→ Written instruction
Check each line of the material below for "label", then copy the ones that contain it.
>> start Records to use
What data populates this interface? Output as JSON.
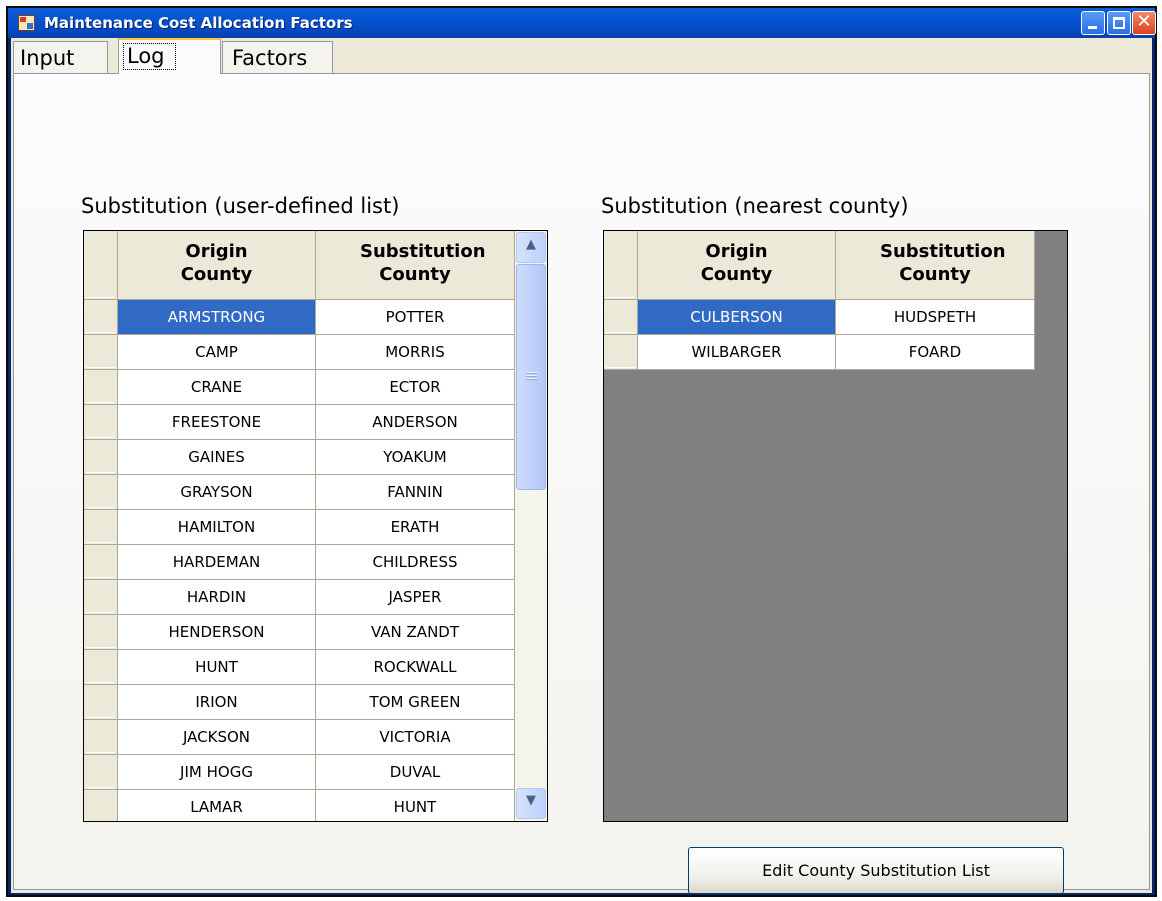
{
  "window": {
    "title": "Maintenance Cost Allocation Factors"
  },
  "tabs": [
    {
      "label": "Input"
    },
    {
      "label": "Log",
      "selected": true
    },
    {
      "label": "Factors"
    }
  ],
  "left_grid": {
    "title": "Substitution (user-defined list)",
    "columns": [
      "Origin\nCounty",
      "Substitution\nCounty"
    ],
    "col1_header": "Origin County",
    "col2_header": "Substitution County",
    "rows": [
      {
        "origin": "ARMSTRONG",
        "substitution": "POTTER",
        "selected": true
      },
      {
        "origin": "CAMP",
        "substitution": "MORRIS"
      },
      {
        "origin": "CRANE",
        "substitution": "ECTOR"
      },
      {
        "origin": "FREESTONE",
        "substitution": "ANDERSON"
      },
      {
        "origin": "GAINES",
        "substitution": "YOAKUM"
      },
      {
        "origin": "GRAYSON",
        "substitution": "FANNIN"
      },
      {
        "origin": "HAMILTON",
        "substitution": "ERATH"
      },
      {
        "origin": "HARDEMAN",
        "substitution": "CHILDRESS"
      },
      {
        "origin": "HARDIN",
        "substitution": "JASPER"
      },
      {
        "origin": "HENDERSON",
        "substitution": "VAN ZANDT"
      },
      {
        "origin": "HUNT",
        "substitution": "ROCKWALL"
      },
      {
        "origin": "IRION",
        "substitution": "TOM GREEN"
      },
      {
        "origin": "JACKSON",
        "substitution": "VICTORIA"
      },
      {
        "origin": "JIM HOGG",
        "substitution": "DUVAL"
      },
      {
        "origin": "LAMAR",
        "substitution": "HUNT"
      }
    ]
  },
  "right_grid": {
    "title": "Substitution (nearest county)",
    "col1_header": "Origin County",
    "col2_header": "Substitution County",
    "rows": [
      {
        "origin": "CULBERSON",
        "substitution": "HUDSPETH",
        "selected": true
      },
      {
        "origin": "WILBARGER",
        "substitution": "FOARD"
      }
    ]
  },
  "edit_button": {
    "label": "Edit County Substitution List"
  },
  "colors": {
    "selection": "#316ac5",
    "titlebar": "#0553d0",
    "empty_grid": "#808080"
  },
  "icons": [
    "app-icon",
    "minimize-icon",
    "maximize-icon",
    "close-icon",
    "scroll-up-icon",
    "scroll-down-icon"
  ]
}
>> end Records to use
→ Solved exercise
      "label": "Input"
      "label": "Log",
      "label": "Factors"
    "label": "Edit County Substitution List"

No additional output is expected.